Rows from a dataset
»»
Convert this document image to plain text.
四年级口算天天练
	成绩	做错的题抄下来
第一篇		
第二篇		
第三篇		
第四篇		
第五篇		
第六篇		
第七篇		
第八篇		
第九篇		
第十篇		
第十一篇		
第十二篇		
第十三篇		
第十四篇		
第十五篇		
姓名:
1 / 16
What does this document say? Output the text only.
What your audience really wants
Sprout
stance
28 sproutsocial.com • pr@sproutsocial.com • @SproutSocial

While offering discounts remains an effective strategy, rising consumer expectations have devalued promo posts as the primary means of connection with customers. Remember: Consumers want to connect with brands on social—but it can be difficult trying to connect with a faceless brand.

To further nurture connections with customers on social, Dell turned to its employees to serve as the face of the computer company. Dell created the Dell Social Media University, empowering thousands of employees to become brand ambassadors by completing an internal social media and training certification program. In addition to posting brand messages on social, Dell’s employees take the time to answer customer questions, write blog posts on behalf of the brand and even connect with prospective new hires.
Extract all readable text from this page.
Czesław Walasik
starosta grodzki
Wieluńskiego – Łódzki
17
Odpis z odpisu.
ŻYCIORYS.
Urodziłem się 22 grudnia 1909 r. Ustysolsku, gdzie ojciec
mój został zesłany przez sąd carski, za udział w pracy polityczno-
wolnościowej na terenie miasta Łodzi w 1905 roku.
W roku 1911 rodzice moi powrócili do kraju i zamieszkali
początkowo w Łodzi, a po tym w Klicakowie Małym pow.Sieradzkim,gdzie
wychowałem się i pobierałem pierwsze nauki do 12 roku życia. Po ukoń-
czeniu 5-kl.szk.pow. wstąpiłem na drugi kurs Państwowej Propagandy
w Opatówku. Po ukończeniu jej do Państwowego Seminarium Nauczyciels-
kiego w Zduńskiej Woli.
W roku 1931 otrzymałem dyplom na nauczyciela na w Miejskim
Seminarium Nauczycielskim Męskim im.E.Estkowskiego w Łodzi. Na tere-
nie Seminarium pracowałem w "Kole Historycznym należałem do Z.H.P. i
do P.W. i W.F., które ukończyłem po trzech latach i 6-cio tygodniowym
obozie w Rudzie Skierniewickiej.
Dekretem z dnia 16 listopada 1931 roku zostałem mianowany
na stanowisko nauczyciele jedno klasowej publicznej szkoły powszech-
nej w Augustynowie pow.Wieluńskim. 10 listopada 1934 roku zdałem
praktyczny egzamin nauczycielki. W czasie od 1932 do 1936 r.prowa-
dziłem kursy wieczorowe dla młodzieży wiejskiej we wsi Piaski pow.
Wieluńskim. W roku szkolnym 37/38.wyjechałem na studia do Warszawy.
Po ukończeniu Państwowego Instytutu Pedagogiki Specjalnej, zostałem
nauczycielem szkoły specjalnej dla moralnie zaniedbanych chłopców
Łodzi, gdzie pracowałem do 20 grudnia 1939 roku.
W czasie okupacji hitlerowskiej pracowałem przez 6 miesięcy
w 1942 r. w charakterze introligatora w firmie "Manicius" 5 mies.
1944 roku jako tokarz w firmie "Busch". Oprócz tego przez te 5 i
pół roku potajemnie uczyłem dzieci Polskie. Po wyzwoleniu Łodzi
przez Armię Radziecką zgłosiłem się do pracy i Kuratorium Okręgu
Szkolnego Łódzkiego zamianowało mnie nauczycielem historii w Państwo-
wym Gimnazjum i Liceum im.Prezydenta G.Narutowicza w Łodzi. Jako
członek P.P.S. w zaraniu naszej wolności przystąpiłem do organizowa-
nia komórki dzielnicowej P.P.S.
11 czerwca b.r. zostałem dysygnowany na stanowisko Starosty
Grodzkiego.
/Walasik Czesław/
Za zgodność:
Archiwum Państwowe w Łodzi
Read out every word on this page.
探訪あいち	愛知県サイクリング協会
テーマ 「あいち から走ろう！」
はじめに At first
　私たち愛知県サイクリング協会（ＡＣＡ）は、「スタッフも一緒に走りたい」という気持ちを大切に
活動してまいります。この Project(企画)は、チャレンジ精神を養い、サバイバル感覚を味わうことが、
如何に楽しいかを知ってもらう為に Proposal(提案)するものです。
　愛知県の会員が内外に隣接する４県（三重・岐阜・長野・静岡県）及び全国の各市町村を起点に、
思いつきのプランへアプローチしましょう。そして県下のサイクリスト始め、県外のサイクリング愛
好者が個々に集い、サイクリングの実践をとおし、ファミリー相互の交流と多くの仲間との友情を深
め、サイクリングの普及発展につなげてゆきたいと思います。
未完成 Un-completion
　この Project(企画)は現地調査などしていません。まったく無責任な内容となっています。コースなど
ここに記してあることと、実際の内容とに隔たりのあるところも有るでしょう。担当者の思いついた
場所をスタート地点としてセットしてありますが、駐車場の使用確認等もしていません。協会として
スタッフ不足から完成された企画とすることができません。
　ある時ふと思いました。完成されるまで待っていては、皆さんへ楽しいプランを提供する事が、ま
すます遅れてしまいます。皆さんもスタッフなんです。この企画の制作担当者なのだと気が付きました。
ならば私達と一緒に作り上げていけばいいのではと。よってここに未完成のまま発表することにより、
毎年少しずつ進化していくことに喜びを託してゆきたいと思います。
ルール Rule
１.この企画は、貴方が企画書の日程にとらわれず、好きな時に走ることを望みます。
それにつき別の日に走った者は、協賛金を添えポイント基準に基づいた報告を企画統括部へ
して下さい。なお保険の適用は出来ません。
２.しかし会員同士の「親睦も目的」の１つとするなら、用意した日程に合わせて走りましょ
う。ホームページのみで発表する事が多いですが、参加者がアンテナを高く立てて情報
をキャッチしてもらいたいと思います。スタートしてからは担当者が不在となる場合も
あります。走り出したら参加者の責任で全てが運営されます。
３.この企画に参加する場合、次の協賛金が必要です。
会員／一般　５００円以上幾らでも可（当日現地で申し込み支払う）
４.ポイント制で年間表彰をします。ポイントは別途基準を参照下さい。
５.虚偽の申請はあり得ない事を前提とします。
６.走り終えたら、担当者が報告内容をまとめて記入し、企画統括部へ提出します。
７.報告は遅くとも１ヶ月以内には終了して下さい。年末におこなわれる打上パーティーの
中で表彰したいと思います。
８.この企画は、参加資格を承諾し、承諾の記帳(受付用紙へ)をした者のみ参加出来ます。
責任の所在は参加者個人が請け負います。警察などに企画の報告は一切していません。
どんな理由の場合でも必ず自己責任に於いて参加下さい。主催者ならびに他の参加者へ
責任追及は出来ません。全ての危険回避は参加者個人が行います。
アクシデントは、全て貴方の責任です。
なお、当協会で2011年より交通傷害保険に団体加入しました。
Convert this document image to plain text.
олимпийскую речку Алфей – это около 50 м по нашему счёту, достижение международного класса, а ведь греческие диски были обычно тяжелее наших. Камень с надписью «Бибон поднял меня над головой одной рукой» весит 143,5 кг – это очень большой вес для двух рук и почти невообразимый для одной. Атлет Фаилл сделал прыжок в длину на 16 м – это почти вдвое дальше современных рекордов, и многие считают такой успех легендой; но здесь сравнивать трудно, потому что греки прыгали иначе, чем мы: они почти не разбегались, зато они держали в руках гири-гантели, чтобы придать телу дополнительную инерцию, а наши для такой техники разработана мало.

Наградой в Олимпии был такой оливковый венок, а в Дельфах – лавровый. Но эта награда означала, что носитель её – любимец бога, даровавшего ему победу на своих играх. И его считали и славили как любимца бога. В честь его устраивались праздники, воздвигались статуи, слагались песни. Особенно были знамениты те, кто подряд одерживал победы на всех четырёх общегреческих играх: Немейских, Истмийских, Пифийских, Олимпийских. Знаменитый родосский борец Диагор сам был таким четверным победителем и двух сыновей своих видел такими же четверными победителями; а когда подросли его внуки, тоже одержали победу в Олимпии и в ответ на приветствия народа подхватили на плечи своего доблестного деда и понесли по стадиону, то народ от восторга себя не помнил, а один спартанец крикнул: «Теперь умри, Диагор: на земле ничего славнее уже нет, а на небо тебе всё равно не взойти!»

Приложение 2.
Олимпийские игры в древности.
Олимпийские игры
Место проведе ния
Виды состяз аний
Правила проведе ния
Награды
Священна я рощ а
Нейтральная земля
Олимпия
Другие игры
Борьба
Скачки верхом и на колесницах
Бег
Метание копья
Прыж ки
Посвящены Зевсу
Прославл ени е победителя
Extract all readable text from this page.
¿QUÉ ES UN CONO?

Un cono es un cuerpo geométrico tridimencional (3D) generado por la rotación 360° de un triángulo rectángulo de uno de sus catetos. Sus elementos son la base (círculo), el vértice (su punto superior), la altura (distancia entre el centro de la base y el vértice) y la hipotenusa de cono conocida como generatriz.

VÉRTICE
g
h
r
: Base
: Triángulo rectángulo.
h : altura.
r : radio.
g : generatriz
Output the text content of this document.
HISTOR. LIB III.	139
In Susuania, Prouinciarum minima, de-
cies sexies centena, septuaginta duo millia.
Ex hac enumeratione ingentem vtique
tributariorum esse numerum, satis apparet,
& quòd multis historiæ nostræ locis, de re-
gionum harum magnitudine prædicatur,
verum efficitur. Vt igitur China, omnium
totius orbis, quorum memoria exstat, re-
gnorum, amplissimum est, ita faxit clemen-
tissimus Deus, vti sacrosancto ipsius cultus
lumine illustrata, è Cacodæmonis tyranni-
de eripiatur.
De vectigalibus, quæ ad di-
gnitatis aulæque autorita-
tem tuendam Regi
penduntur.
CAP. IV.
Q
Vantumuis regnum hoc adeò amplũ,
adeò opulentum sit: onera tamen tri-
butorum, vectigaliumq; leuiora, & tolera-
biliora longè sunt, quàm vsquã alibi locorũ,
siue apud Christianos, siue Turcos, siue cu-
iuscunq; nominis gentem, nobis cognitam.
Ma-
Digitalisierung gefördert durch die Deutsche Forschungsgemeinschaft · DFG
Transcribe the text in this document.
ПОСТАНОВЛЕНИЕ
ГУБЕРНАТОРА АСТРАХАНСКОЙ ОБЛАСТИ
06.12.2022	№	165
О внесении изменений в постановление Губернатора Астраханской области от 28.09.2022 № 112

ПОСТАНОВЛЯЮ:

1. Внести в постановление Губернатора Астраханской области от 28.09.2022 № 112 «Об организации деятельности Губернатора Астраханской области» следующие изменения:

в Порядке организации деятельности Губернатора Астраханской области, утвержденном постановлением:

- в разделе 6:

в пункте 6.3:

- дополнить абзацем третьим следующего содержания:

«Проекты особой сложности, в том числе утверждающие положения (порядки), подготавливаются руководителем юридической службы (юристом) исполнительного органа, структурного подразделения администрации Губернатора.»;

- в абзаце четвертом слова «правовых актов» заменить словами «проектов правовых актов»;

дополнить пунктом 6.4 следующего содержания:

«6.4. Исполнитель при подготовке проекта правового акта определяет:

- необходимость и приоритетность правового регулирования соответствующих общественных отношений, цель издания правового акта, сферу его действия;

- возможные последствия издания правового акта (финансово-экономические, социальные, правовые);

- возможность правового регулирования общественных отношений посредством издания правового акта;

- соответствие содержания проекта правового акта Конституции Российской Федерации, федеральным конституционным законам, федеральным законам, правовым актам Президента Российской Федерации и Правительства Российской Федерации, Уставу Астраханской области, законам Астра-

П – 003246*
««
• Task brief:
Check each line above for "przez" and return the ones that have it.

• Written answer:
mój został zesłany przez sąd carski, za udział w pracy polityczno-
W czasie okupacji hitlerowskiej pracowałem przez 6 miesięcy
1944 roku jako tokarz w firmie "Busch". Oprócz tego przez te 5 i
przez Armię Radziecką zgłosiłem się do pracy i Kuratorium Okręgu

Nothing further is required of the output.